* AIM *
All of the lines below are to be printed again exactly; images are excluded from the output.
[Start]
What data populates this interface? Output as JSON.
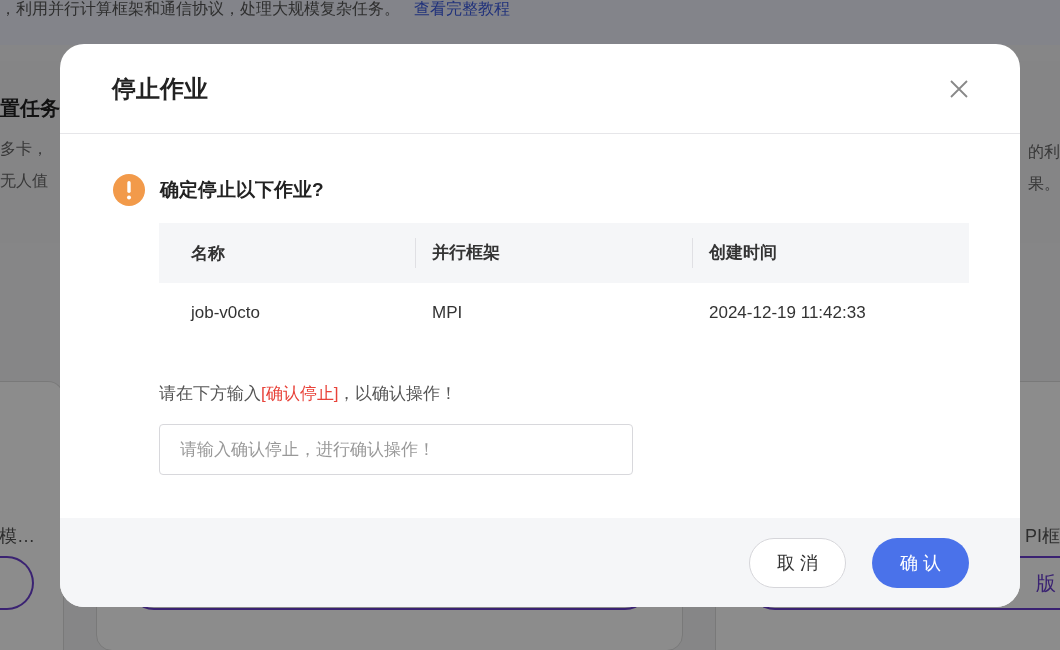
{
  "background": {
    "intro": "，利用并行计算框架和通信协议，处理大规模复杂任务。",
    "tutorial_link": "查看完整教程",
    "section_title": "置任务",
    "section_left_lines": [
      "多卡，",
      "无人值"
    ],
    "section_right_lines": [
      "的利",
      "果。"
    ],
    "card_texts": [
      "模…",
      "PI框"
    ],
    "card_button_text": "版"
  },
  "dialog": {
    "title": "停止作业",
    "question": "确定停止以下作业?",
    "table": {
      "columns": [
        "名称",
        "并行框架",
        "创建时间"
      ],
      "rows": [
        [
          "job-v0cto",
          "MPI",
          "2024-12-19 11:42:33"
        ]
      ]
    },
    "prompt": {
      "before": "请在下方输入",
      "highlight": "[确认停止]",
      "after": "，以确认操作！"
    },
    "input": {
      "placeholder": "请输入确认停止，进行确认操作！"
    },
    "buttons": [
      {
        "label": "取 消",
        "kind": "secondary"
      },
      {
        "label": "确 认",
        "kind": "primary"
      }
    ]
  }
}
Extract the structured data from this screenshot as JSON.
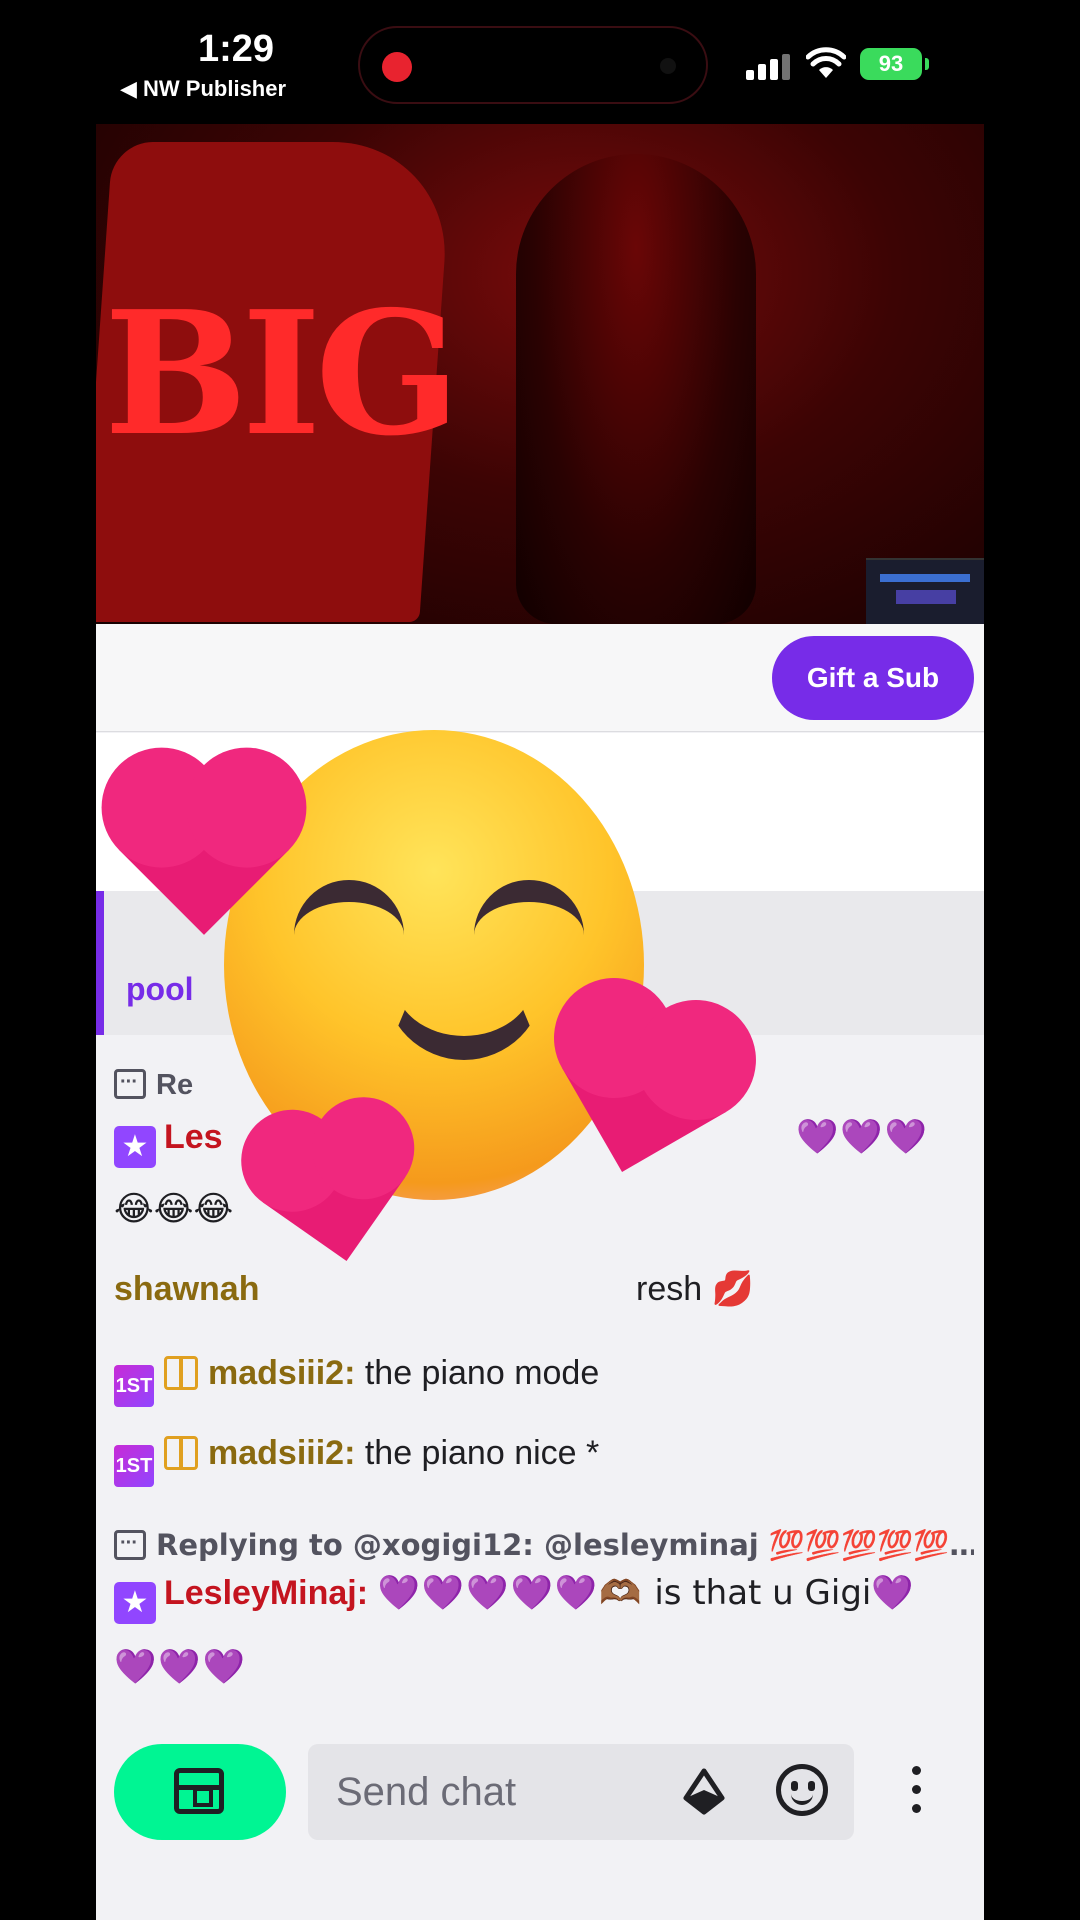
{
  "status_bar": {
    "time": "1:29",
    "back_app": "◀ NW Publisher",
    "battery": "93"
  },
  "video": {
    "shirt_text": "BIG"
  },
  "sub_bar": {
    "gift_label": "Gift a Sub"
  },
  "highlight": {
    "username_partial": "pool"
  },
  "chat": {
    "messages": [
      {
        "reply_text": "Re",
        "user": "Les",
        "text_visible": "💜💜💜",
        "line2": "😂😂😂"
      },
      {
        "user": "shawnah",
        "text_visible": "resh 💋"
      },
      {
        "user": "madsiii2:",
        "text": "the piano mode",
        "badge_first": "1ST"
      },
      {
        "user": "madsiii2:",
        "text": "the piano nice *",
        "badge_first": "1ST"
      },
      {
        "reply_text": "Replying to @xogigi12: @lesleyminaj 💯💯💯💯💯…",
        "user": "LesleyMinaj:",
        "hearts": "💜💜💜💜💜🫶🏾",
        "text": " is that u Gigi💜",
        "line2": "💜💜💜"
      }
    ]
  },
  "input": {
    "placeholder": "Send chat"
  },
  "colors": {
    "accent": "#772ce8",
    "chest_button": "#00f593",
    "username_red": "#c4141f",
    "username_gold": "#8a6a10"
  },
  "icons": [
    "back-arrow-icon",
    "signal-icon",
    "wifi-icon",
    "battery-icon",
    "reply-icon",
    "vip-star-badge-icon",
    "first-badge-icon",
    "gift-badge-icon",
    "treasure-chest-icon",
    "bits-icon",
    "emote-icon",
    "more-icon"
  ]
}
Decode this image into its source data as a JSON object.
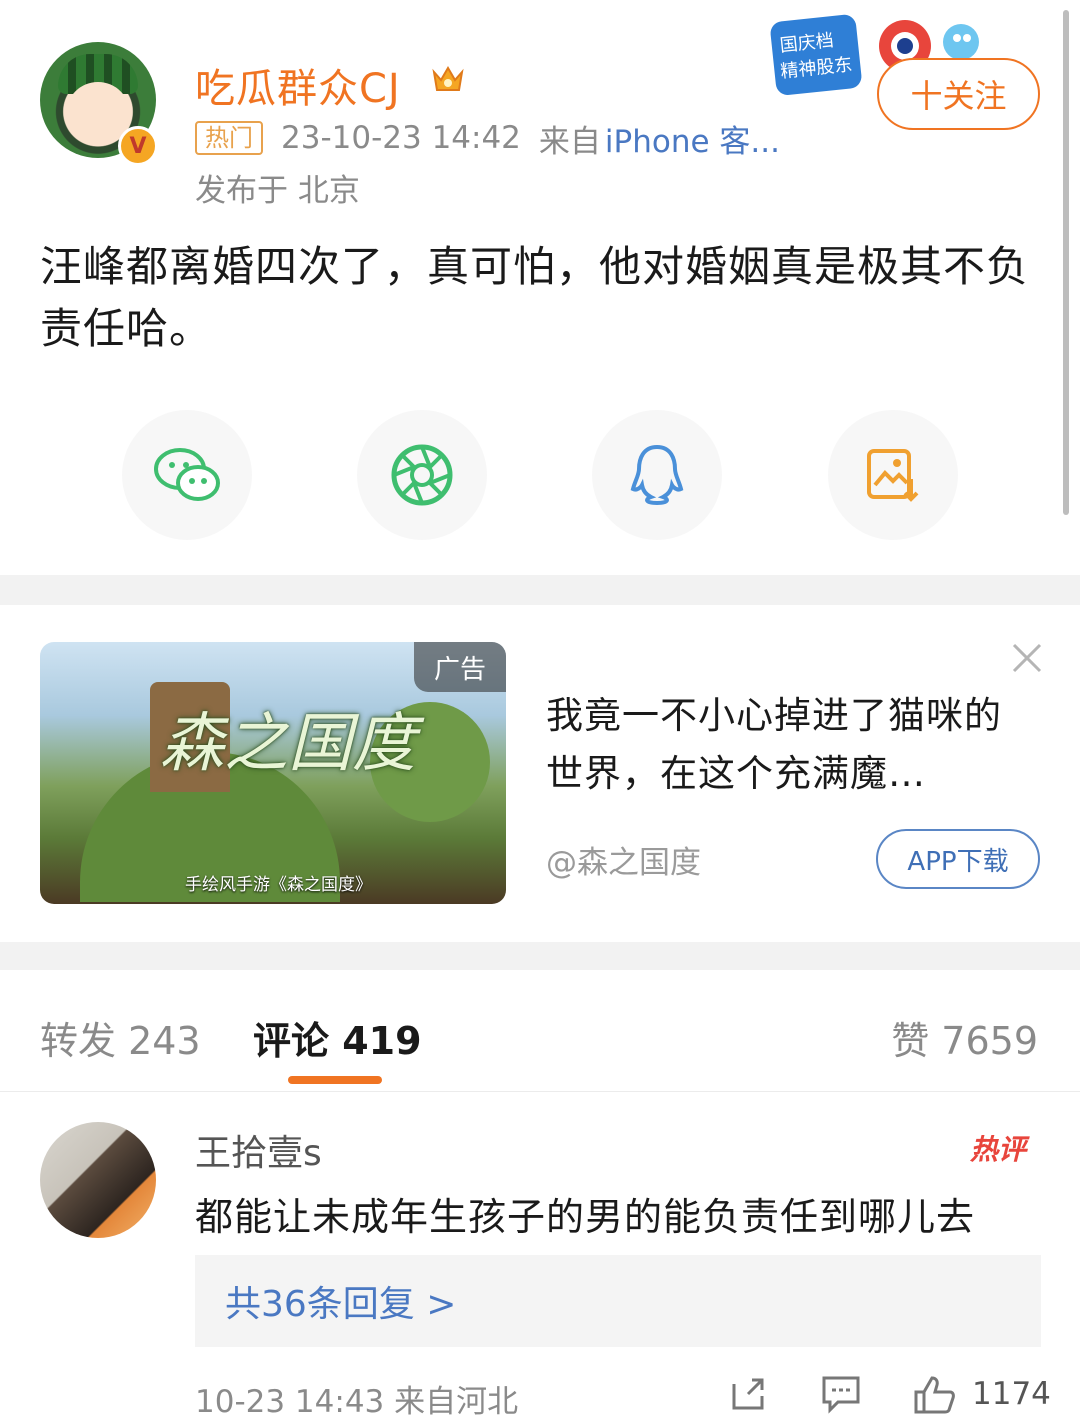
{
  "post": {
    "username": "吃瓜群众CJ",
    "hot_tag": "热门",
    "time": "23-10-23 14:42",
    "from_prefix": "来自",
    "client": "iPhone 客...",
    "location": "发布于 北京",
    "follow_label": "十关注",
    "content": "汪峰都离婚四次了，真可怕，他对婚姻真是极其不负责任哈。",
    "promo_text": "国庆档 精神股东"
  },
  "share": {
    "icons": [
      "wechat-icon",
      "moments-icon",
      "qq-icon",
      "save-image-icon"
    ]
  },
  "ad": {
    "tag": "广告",
    "image_logo": "森之国度",
    "image_caption": "手绘风手游《森之国度》",
    "title": "我竟一不小心掉进了猫咪的世界，在这个充满魔…",
    "source": "@森之国度",
    "button_label": "APP下载"
  },
  "tabs": {
    "repost": "转发 243",
    "comment": "评论 419",
    "like": "赞 7659"
  },
  "comment": {
    "username": "王拾壹s",
    "hot_label": "热评",
    "text": "都能让未成年生孩子的男的能负责任到哪儿去",
    "replies": "共36条回复 >",
    "time": "10-23 14:43  来自河北",
    "like_count": "1174"
  },
  "colors": {
    "accent": "#f07422",
    "link": "#4a78c2",
    "wechat_green": "#3fbe6f",
    "qq_blue": "#4a90d9",
    "save_orange": "#f0a030"
  }
}
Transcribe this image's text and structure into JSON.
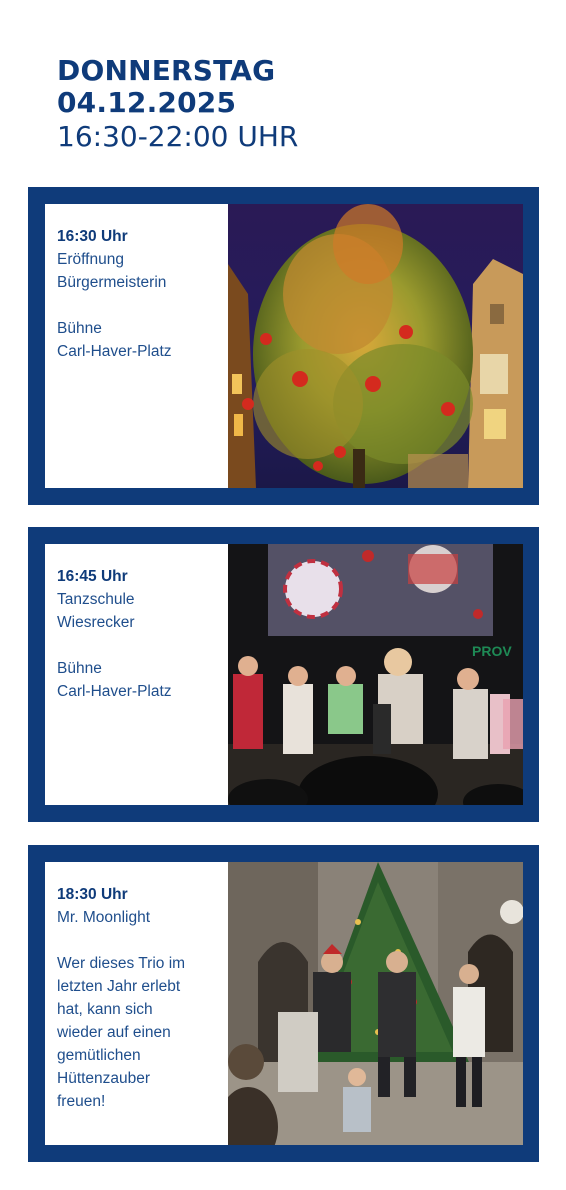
{
  "header": {
    "day": "DONNERSTAG",
    "date": "04.12.2025",
    "time": "16:30-22:00 UHR"
  },
  "colors": {
    "brand_blue": "#0f3b7a",
    "text_blue": "#1f4e8c"
  },
  "events": [
    {
      "time": "16:30 Uhr",
      "title_lines": [
        "Eröffnung",
        "Bürgermeisterin"
      ],
      "location_lines": [
        "Bühne",
        "Carl-Haver-Platz"
      ],
      "photo": "christmas-tree-night-photo"
    },
    {
      "time": "16:45 Uhr",
      "title_lines": [
        "Tanzschule",
        "Wiesrecker"
      ],
      "location_lines": [
        "Bühne",
        "Carl-Haver-Platz"
      ],
      "photo_text": "PROV",
      "photo": "dance-performance-stage-photo"
    },
    {
      "time": "18:30 Uhr",
      "title_lines": [
        "Mr. Moonlight"
      ],
      "description_lines": [
        "Wer dieses Trio im",
        "letzten Jahr erlebt",
        "hat, kann sich",
        "wieder auf einen",
        "gemütlichen",
        "Hüttenzauber",
        "freuen!"
      ],
      "photo": "trio-band-market-photo"
    }
  ]
}
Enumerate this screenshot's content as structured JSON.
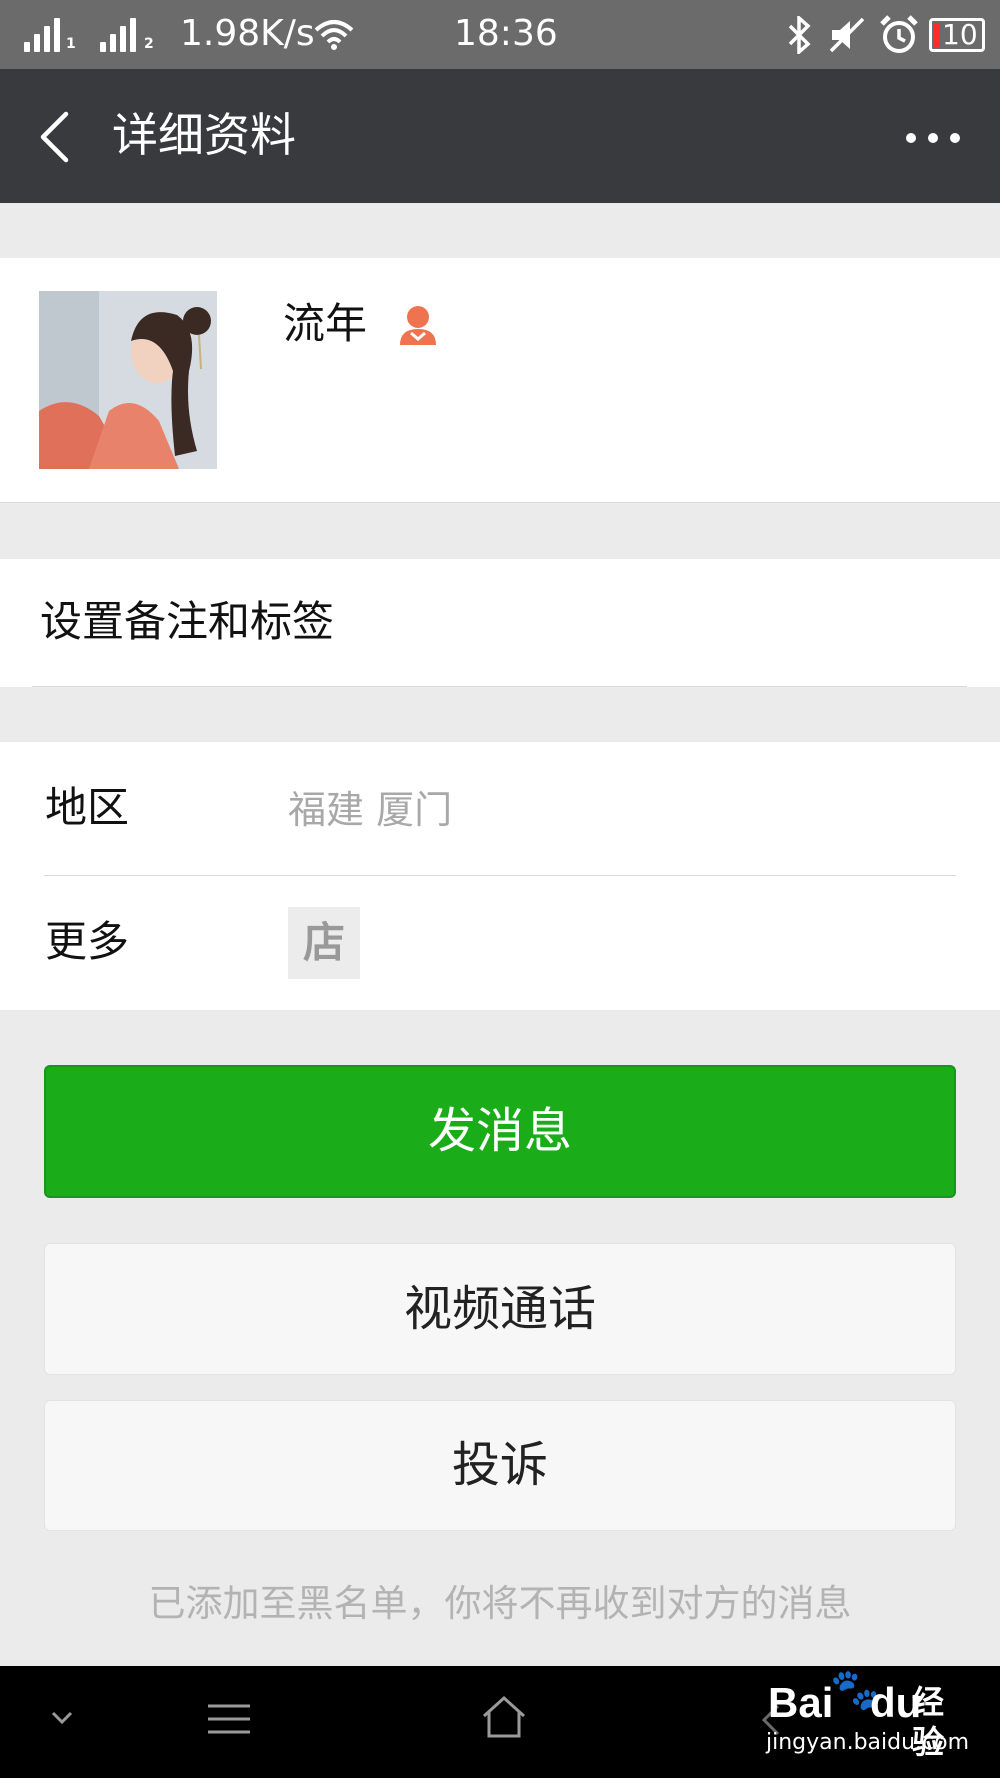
[End]
* EXERCISE ANSWER *
What data populates this interface? Output as JSON.
{
  "background": {
    "intro": "，利用并行计算框架和通信协议，处理大规模复杂任务。",
    "tutorial_link": "查看完整教程",
    "section_title": "置任务",
    "section_left_lines": [
      "多卡，",
      "无人值"
    ],
    "section_right_lines": [
      "的利",
      "果。"
    ],
    "card_texts": [
      "模…",
      "PI框"
    ],
    "card_button_text": "版"
  },
  "dialog": {
    "title": "停止作业",
    "question": "确定停止以下作业?",
    "table": {
      "columns": [
        "名称",
        "并行框架",
        "创建时间"
      ],
      "rows": [
        [
          "job-v0cto",
          "MPI",
          "2024-12-19 11:42:33"
        ]
      ]
    },
    "prompt": {
      "before": "请在下方输入",
      "highlight": "[确认停止]",
      "after": "，以确认操作！"
    },
    "input": {
      "placeholder": "请输入确认停止，进行确认操作！"
    },
    "buttons": [
      {
        "label": "取 消",
        "kind": "secondary"
      },
      {
        "label": "确 认",
        "kind": "primary"
      }
    ]
  }
}
Extract the structured data from this screenshot as JSON.
{
  "status_bar": {
    "time": "1:29",
    "back_app": "◀ NW Publisher",
    "battery": "93"
  },
  "video": {
    "shirt_text": "BIG"
  },
  "sub_bar": {
    "gift_label": "Gift a Sub"
  },
  "highlight": {
    "username_partial": "pool"
  },
  "chat": {
    "messages": [
      {
        "reply_text": "Re",
        "user": "Les",
        "text_visible": "💜💜💜",
        "line2": "😂😂😂"
      },
      {
        "user": "shawnah",
        "text_visible": "resh 💋"
      },
      {
        "user": "madsiii2:",
        "text": "the piano mode",
        "badge_first": "1ST"
      },
      {
        "user": "madsiii2:",
        "text": "the piano nice *",
        "badge_first": "1ST"
      },
      {
        "reply_text": "Replying to @xogigi12: @lesleyminaj 💯💯💯💯💯…",
        "user": "LesleyMinaj:",
        "hearts": "💜💜💜💜💜🫶🏾",
        "text": " is that u Gigi💜",
        "line2": "💜💜💜"
      }
    ]
  },
  "input": {
    "placeholder": "Send chat"
  },
  "colors": {
    "accent": "#772ce8",
    "chest_button": "#00f593",
    "username_red": "#c4141f",
    "username_gold": "#8a6a10"
  },
  "icons": [
    "back-arrow-icon",
    "signal-icon",
    "wifi-icon",
    "battery-icon",
    "reply-icon",
    "vip-star-badge-icon",
    "first-badge-icon",
    "gift-badge-icon",
    "treasure-chest-icon",
    "bits-icon",
    "emote-icon",
    "more-icon"
  ]
}
Decode this image into its source data as a JSON object.
{
  "post": {
    "username": "吃瓜群众CJ",
    "hot_tag": "热门",
    "time": "23-10-23 14:42",
    "from_prefix": "来自",
    "client": "iPhone 客...",
    "location": "发布于 北京",
    "follow_label": "十关注",
    "content": "汪峰都离婚四次了，真可怕，他对婚姻真是极其不负责任哈。",
    "promo_text": "国庆档 精神股东"
  },
  "share": {
    "icons": [
      "wechat-icon",
      "moments-icon",
      "qq-icon",
      "save-image-icon"
    ]
  },
  "ad": {
    "tag": "广告",
    "image_logo": "森之国度",
    "image_caption": "手绘风手游《森之国度》",
    "title": "我竟一不小心掉进了猫咪的世界，在这个充满魔…",
    "source": "@森之国度",
    "button_label": "APP下载"
  },
  "tabs": {
    "repost": "转发 243",
    "comment": "评论 419",
    "like": "赞 7659"
  },
  "comment": {
    "username": "王拾壹s",
    "hot_label": "热评",
    "text": "都能让未成年生孩子的男的能负责任到哪儿去",
    "replies": "共36条回复 >",
    "time": "10-23 14:43  来自河北",
    "like_count": "1174"
  },
  "colors": {
    "accent": "#f07422",
    "link": "#4a78c2",
    "wechat_green": "#3fbe6f",
    "qq_blue": "#4a90d9",
    "save_orange": "#f0a030"
  }
}
Transcribe this image's text and structure into JSON.
{
  "header": {
    "day": "DONNERSTAG",
    "date": "04.12.2025",
    "time": "16:30-22:00 UHR"
  },
  "colors": {
    "brand_blue": "#0f3b7a",
    "text_blue": "#1f4e8c"
  },
  "events": [
    {
      "time": "16:30 Uhr",
      "title_lines": [
        "Eröffnung",
        "Bürgermeisterin"
      ],
      "location_lines": [
        "Bühne",
        "Carl-Haver-Platz"
      ],
      "photo": "christmas-tree-night-photo"
    },
    {
      "time": "16:45 Uhr",
      "title_lines": [
        "Tanzschule",
        "Wiesrecker"
      ],
      "location_lines": [
        "Bühne",
        "Carl-Haver-Platz"
      ],
      "photo_text": "PROV",
      "photo": "dance-performance-stage-photo"
    },
    {
      "time": "18:30 Uhr",
      "title_lines": [
        "Mr. Moonlight"
      ],
      "description_lines": [
        "Wer dieses Trio im",
        "letzten Jahr erlebt",
        "hat, kann sich",
        "wieder auf einen",
        "gemütlichen",
        "Hüttenzauber",
        "freuen!"
      ],
      "photo": "trio-band-market-photo"
    }
  ]
}
Enumerate this screenshot's content as structured JSON.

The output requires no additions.